What you should do: Filter the entries below, keeping every line that has the word "JSON".
[START]
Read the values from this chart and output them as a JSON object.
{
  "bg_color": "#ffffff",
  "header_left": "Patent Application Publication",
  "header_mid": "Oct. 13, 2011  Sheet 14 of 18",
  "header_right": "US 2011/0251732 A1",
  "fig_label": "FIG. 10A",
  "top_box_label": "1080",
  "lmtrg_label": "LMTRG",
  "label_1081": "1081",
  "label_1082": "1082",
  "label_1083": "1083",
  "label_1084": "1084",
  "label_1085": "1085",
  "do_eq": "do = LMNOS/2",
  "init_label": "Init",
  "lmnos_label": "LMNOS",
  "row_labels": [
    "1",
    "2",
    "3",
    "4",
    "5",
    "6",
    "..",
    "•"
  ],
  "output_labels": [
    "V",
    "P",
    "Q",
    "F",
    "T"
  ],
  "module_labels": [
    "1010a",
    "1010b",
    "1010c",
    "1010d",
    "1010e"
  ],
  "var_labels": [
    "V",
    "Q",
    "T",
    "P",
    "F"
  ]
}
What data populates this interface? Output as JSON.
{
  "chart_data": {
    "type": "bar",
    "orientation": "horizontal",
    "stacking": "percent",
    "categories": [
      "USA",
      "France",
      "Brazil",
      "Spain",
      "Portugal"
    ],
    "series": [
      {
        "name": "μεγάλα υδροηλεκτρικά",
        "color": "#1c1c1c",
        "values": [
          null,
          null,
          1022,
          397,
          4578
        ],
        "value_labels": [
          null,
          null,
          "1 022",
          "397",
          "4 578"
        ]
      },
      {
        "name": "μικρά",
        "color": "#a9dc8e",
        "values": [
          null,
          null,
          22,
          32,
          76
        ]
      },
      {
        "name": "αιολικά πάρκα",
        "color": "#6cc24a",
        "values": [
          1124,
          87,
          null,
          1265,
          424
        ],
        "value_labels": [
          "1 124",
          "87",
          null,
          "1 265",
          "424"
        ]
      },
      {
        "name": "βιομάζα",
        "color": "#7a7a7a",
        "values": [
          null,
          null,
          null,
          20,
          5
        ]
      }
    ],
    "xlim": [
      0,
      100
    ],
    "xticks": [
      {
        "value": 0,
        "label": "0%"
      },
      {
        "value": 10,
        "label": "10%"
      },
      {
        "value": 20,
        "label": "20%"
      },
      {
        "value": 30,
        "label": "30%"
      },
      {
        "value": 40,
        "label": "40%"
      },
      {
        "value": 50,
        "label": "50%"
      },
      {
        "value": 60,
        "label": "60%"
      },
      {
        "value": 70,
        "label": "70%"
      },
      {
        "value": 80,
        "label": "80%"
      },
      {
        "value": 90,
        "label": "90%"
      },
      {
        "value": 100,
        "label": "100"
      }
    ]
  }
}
[END]
Solution to the exercise:
Read the values from this chart and output them as a JSON object.
What data populates this interface? Output as JSON.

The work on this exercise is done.